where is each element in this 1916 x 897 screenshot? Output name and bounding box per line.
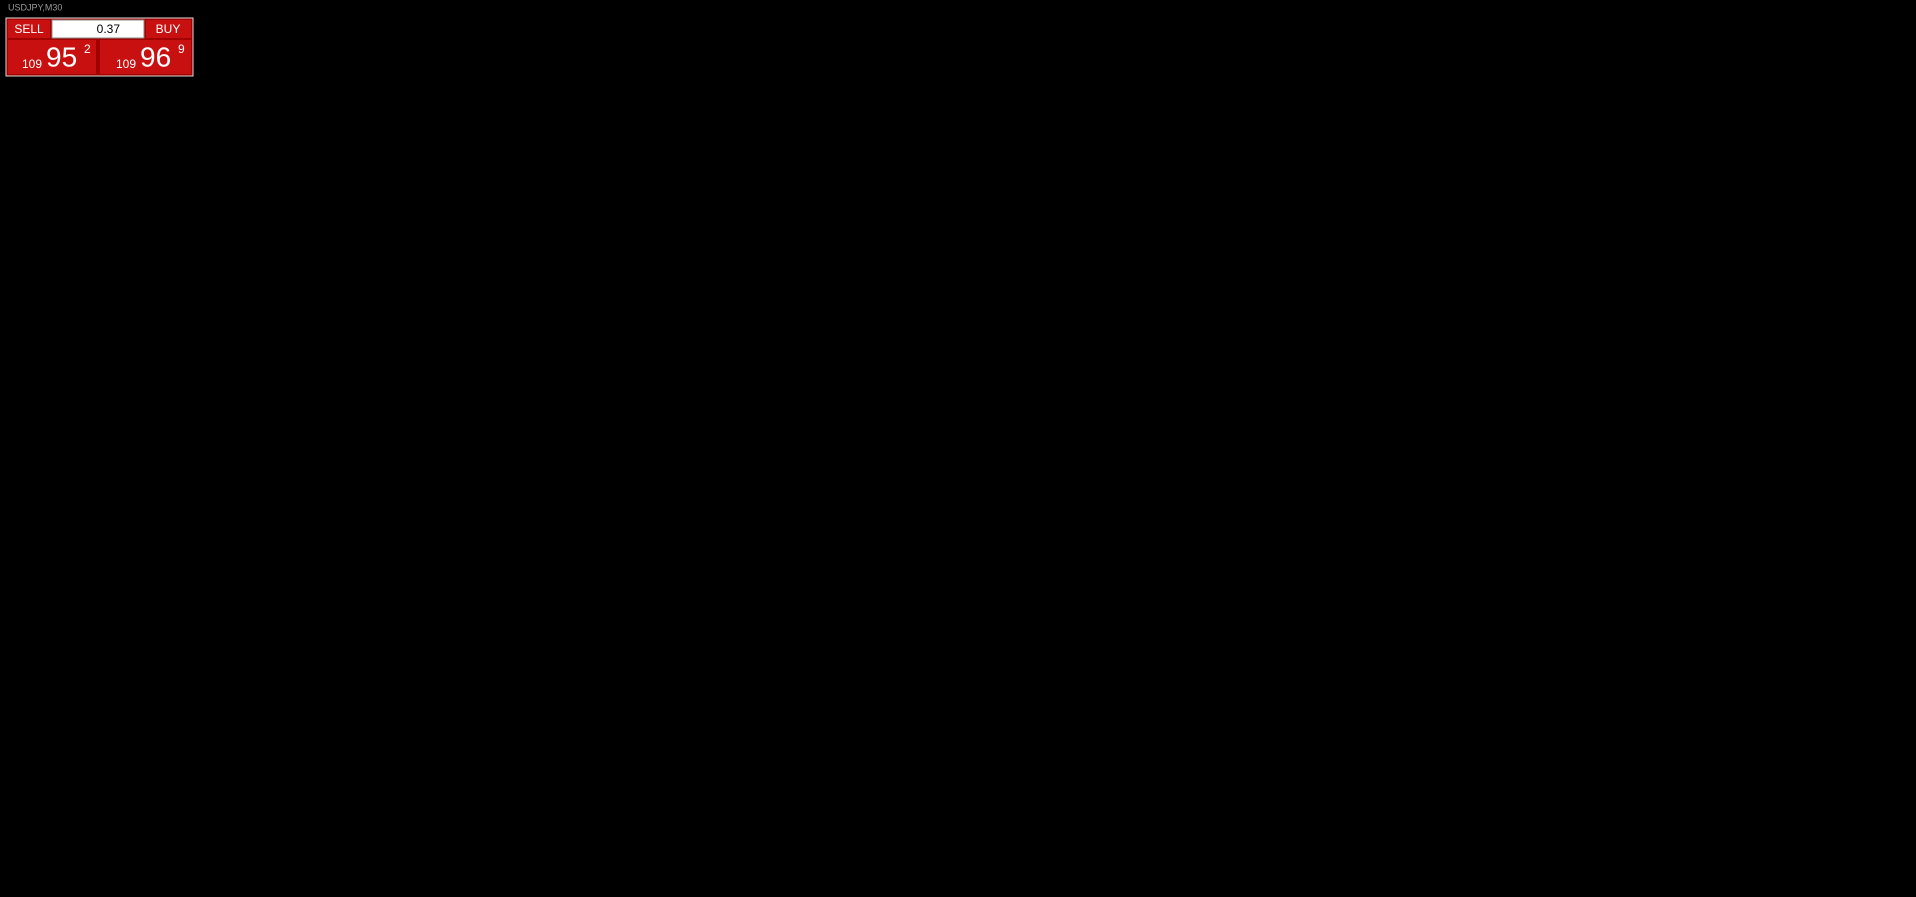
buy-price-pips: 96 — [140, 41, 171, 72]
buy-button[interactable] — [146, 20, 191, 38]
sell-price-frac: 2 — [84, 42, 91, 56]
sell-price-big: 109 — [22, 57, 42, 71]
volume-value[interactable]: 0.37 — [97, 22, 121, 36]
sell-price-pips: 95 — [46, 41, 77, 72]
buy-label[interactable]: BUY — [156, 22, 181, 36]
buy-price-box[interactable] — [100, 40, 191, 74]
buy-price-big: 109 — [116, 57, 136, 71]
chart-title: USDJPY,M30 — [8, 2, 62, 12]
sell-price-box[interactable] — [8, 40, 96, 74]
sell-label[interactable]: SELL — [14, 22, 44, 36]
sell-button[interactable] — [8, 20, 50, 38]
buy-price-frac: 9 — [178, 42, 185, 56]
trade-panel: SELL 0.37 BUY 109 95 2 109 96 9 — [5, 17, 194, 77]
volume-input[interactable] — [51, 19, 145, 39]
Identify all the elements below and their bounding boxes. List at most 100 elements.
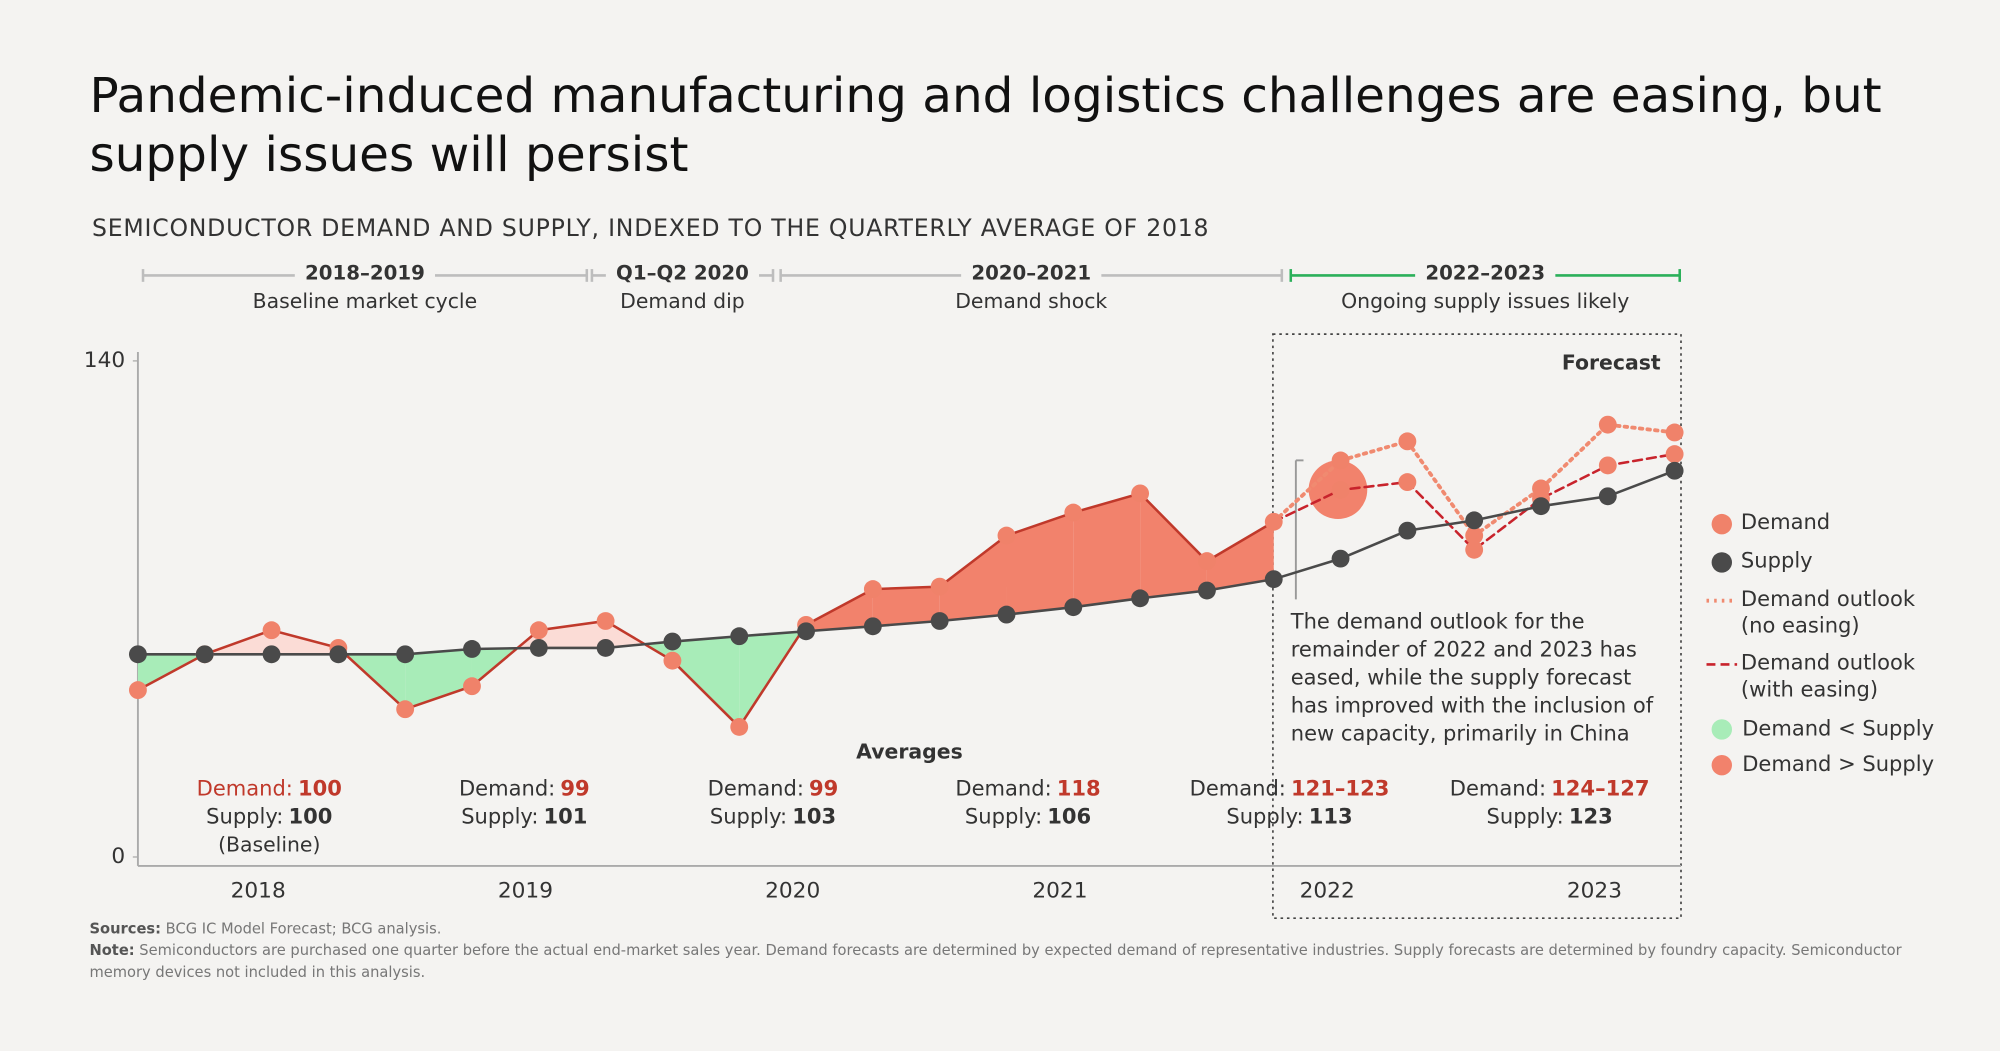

━━━━━━━━━━━━━━━━

GOAL :: Write out every line above as a numbered list, skipping blank lines and omitting the pictures.

RESPONSE BELOW ::
1. where is each element in this 1916 x 897 screenshot? Output name and bounding box per line.
2. buy-price-pips: 96 — [140, 41, 171, 72]
3. buy-button[interactable] — [146, 20, 191, 38]
4. sell-price-frac: 2 — [84, 42, 91, 56]
5. sell-price-big: 109 — [22, 57, 42, 71]
6. volume-value[interactable]: 0.37 — [97, 22, 121, 36]
7. sell-price-pips: 95 — [46, 41, 77, 72]
8. buy-label[interactable]: BUY — [156, 22, 181, 36]
9. buy-price-box[interactable] — [100, 40, 191, 74]
10. buy-price-big: 109 — [116, 57, 136, 71]
11. chart-title: USDJPY,M30 — [8, 2, 62, 12]
12. sell-price-box[interactable] — [8, 40, 96, 74]
13. sell-label[interactable]: SELL — [14, 22, 44, 36]
14. sell-button[interactable] — [8, 20, 50, 38]
15. buy-price-frac: 9 — [178, 42, 185, 56]
16. trade-panel: SELL 0.37 BUY 109 95 2 109 96 9 — [5, 17, 194, 77]
17. volume-input[interactable] — [51, 19, 145, 39]
18. Identify all the elements below and their bounding boxes. List at most 100 elements.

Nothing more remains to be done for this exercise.